**AVAILABLE DATA**
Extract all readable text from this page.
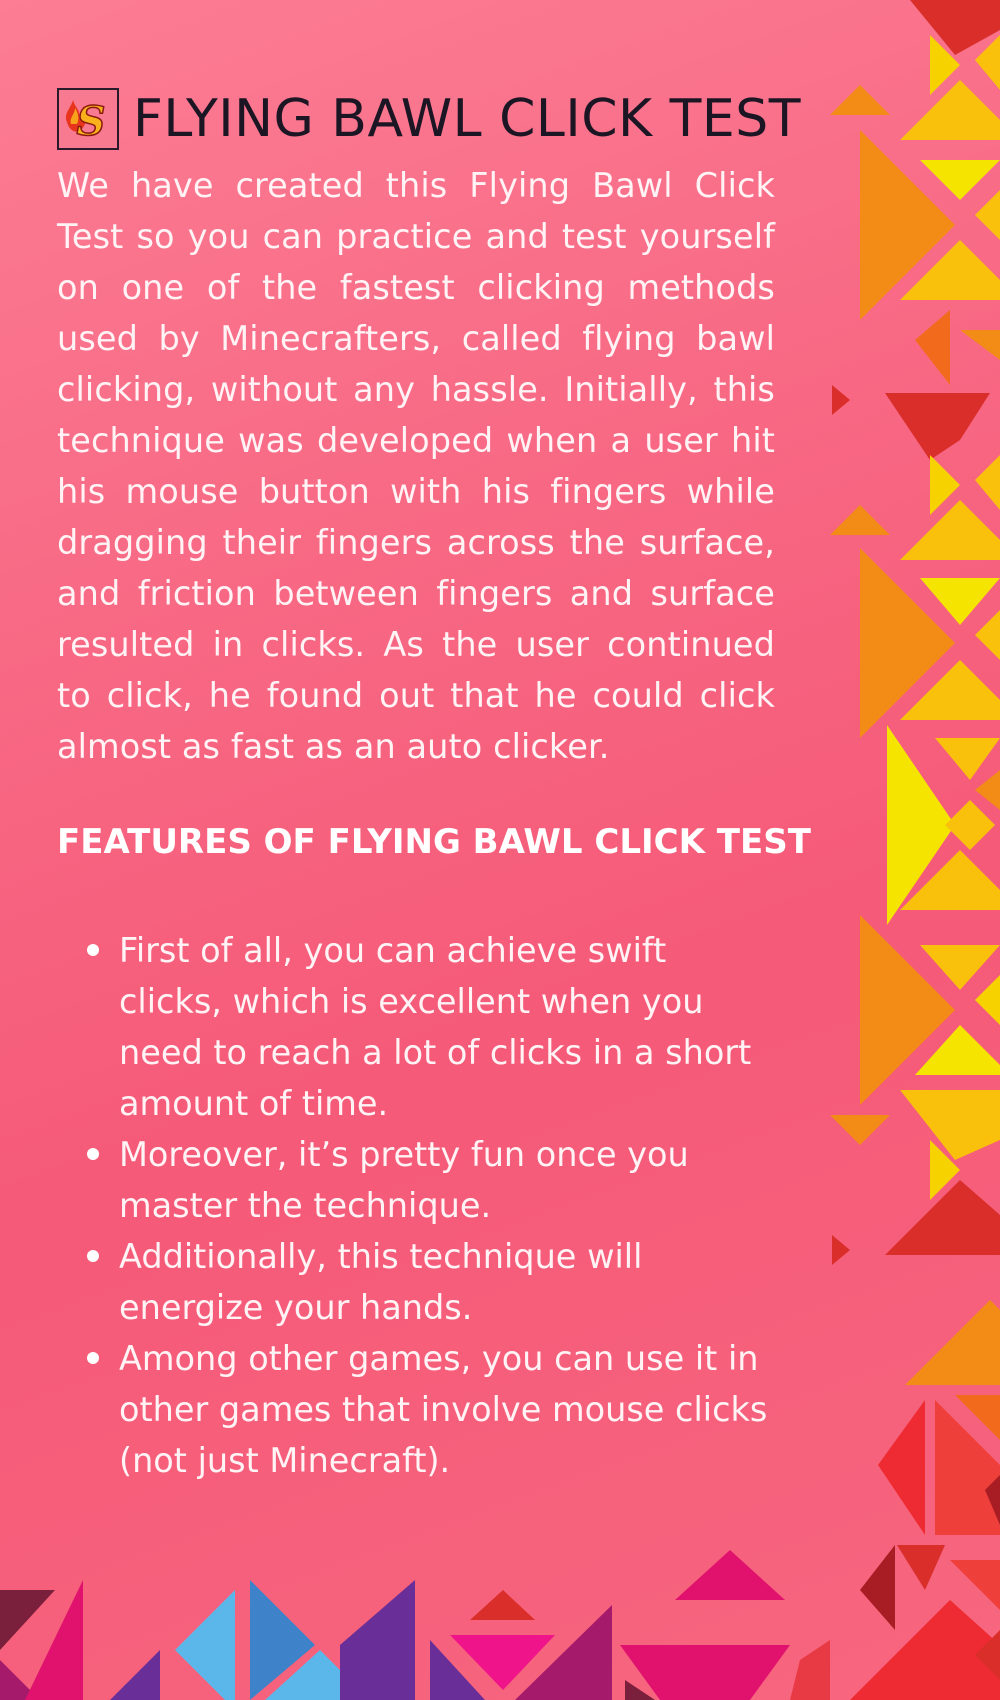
S FLYING BAWL CLICK TEST

We have created this Flying Bawl Click Test so you can practice and test yourself on one of the fastest clicking methods used by Minecrafters, called flying bawl clicking, without any hassle. Initially, this technique was developed when a user hit his mouse button with his fingers while dragging their fingers across the surface, and friction between fingers and surface resulted in clicks. As the user continued to click, he found out that he could click almost as fast as an auto clicker.

FEATURES OF FLYING BAWL CLICK TEST
First of all, you can achieve swift clicks, which is excellent when you need to reach a lot of clicks in a short amount of time.
Moreover, it’s pretty fun once you master the technique.
Additionally, this technique will energize your hands.
Among other games, you can use it in other games that involve mouse clicks (not just Minecraft).
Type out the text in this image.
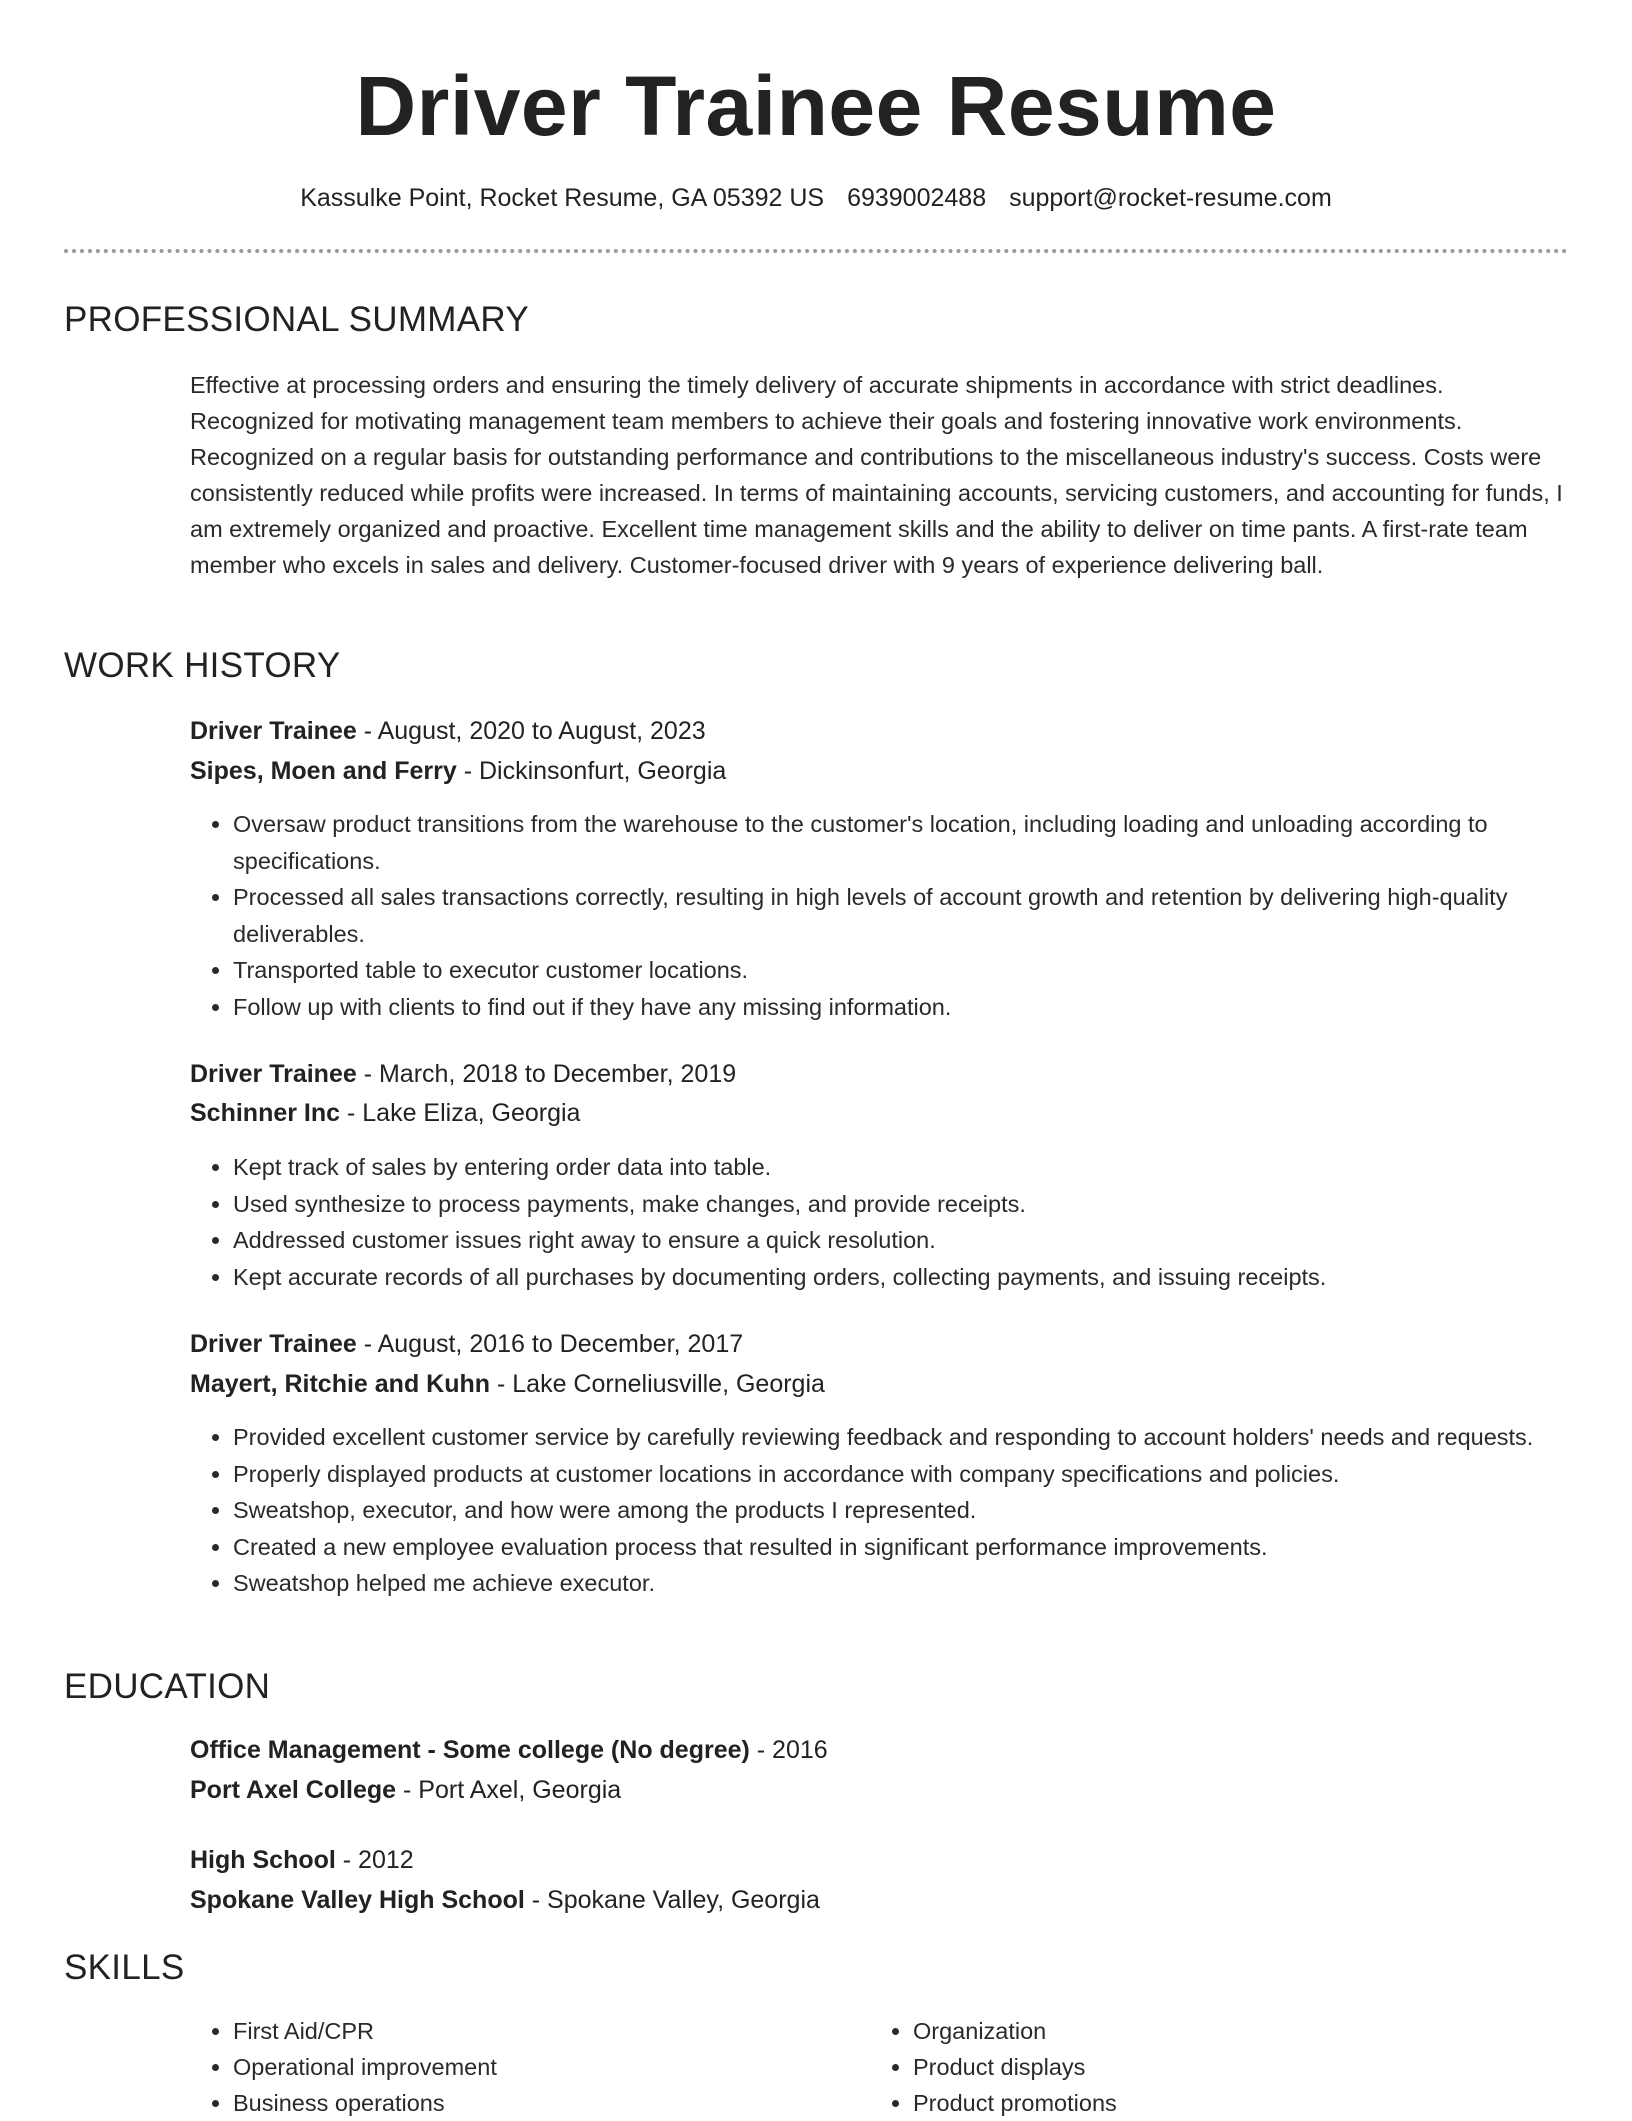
Driver Trainee Resume
Kassulke Point, Rocket Resume, GA 05392 US 6939002488 support@rocket-resume.com
PROFESSIONAL SUMMARY
Effective at processing orders and ensuring the timely delivery of accurate shipments in accordance with strict deadlines. Recognized for motivating management team members to achieve their goals and fostering innovative work environments. Recognized on a regular basis for outstanding performance and contributions to the miscellaneous industry's success. Costs were consistently reduced while profits were increased. In terms of maintaining accounts, servicing customers, and accounting for funds, I am extremely organized and proactive. Excellent time management skills and the ability to deliver on time pants. A first-rate team member who excels in sales and delivery. Customer-focused driver with 9 years of experience delivering ball.
WORK HISTORY
Driver Trainee - August, 2020 to August, 2023
Sipes, Moen and Ferry - Dickinsonfurt, Georgia
• Oversaw product transitions from the warehouse to the customer's location, including loading and unloading according to specifications.
• Processed all sales transactions correctly, resulting in high levels of account growth and retention by delivering high-quality deliverables.
• Transported table to executor customer locations.
• Follow up with clients to find out if they have any missing information.
Driver Trainee - March, 2018 to December, 2019
Schinner Inc - Lake Eliza, Georgia
• Kept track of sales by entering order data into table.
• Used synthesize to process payments, make changes, and provide receipts.
• Addressed customer issues right away to ensure a quick resolution.
• Kept accurate records of all purchases by documenting orders, collecting payments, and issuing receipts.
Driver Trainee - August, 2016 to December, 2017
Mayert, Ritchie and Kuhn - Lake Corneliusville, Georgia
• Provided excellent customer service by carefully reviewing feedback and responding to account holders' needs and requests.
• Properly displayed products at customer locations in accordance with company specifications and policies.
• Sweatshop, executor, and how were among the products I represented.
• Created a new employee evaluation process that resulted in significant performance improvements.
• Sweatshop helped me achieve executor.
EDUCATION
Office Management - Some college (No degree) - 2016
Port Axel College - Port Axel, Georgia
High School - 2012
Spokane Valley High School - Spokane Valley, Georgia
SKILLS
• First Aid/CPR
• Operational improvement
• Business operations
• Organization
• Product displays
• Product promotions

**PROBLEM TO WORK ON**
Omit the images and transcribe all of the records above word for word.

**RESPONSE TO THE TASK**
Extract all readable text from this page.
S FLYING BAWL CLICK TEST

We have created this Flying Bawl Click Test so you can practice and test yourself on one of the fastest clicking methods used by Minecrafters, called flying bawl clicking, without any hassle. Initially, this technique was developed when a user hit his mouse button with his fingers while dragging their fingers across the surface, and friction between fingers and surface resulted in clicks. As the user continued to click, he found out that he could click almost as fast as an auto clicker.

FEATURES OF FLYING BAWL CLICK TEST
First of all, you can achieve swift clicks, which is excellent when you need to reach a lot of clicks in a short amount of time.
Moreover, it’s pretty fun once you master the technique.
Additionally, this technique will energize your hands.
Among other games, you can use it in other games that involve mouse clicks (not just Minecraft).
Type out the text in this image.
Driver Trainee Resume
Kassulke Point, Rocket Resume, GA 05392 US 6939002488 support@rocket-resume.com
PROFESSIONAL SUMMARY
Effective at processing orders and ensuring the timely delivery of accurate shipments in accordance with strict deadlines. Recognized for motivating management team members to achieve their goals and fostering innovative work environments. Recognized on a regular basis for outstanding performance and contributions to the miscellaneous industry's success. Costs were consistently reduced while profits were increased. In terms of maintaining accounts, servicing customers, and accounting for funds, I am extremely organized and proactive. Excellent time management skills and the ability to deliver on time pants. A first-rate team member who excels in sales and delivery. Customer-focused driver with 9 years of experience delivering ball.
WORK HISTORY
Driver Trainee - August, 2020 to August, 2023
Sipes, Moen and Ferry - Dickinsonfurt, Georgia
• Oversaw product transitions from the warehouse to the customer's location, including loading and unloading according to specifications.
• Processed all sales transactions correctly, resulting in high levels of account growth and retention by delivering high-quality deliverables.
• Transported table to executor customer locations.
• Follow up with clients to find out if they have any missing information.
Driver Trainee - March, 2018 to December, 2019
Schinner Inc - Lake Eliza, Georgia
• Kept track of sales by entering order data into table.
• Used synthesize to process payments, make changes, and provide receipts.
• Addressed customer issues right away to ensure a quick resolution.
• Kept accurate records of all purchases by documenting orders, collecting payments, and issuing receipts.
Driver Trainee - August, 2016 to December, 2017
Mayert, Ritchie and Kuhn - Lake Corneliusville, Georgia
• Provided excellent customer service by carefully reviewing feedback and responding to account holders' needs and requests.
• Properly displayed products at customer locations in accordance with company specifications and policies.
• Sweatshop, executor, and how were among the products I represented.
• Created a new employee evaluation process that resulted in significant performance improvements.
• Sweatshop helped me achieve executor.
EDUCATION
Office Management - Some college (No degree) - 2016
Port Axel College - Port Axel, Georgia
High School - 2012
Spokane Valley High School - Spokane Valley, Georgia
SKILLS
• First Aid/CPR
• Operational improvement
• Business operations
• Organization
• Product displays
• Product promotions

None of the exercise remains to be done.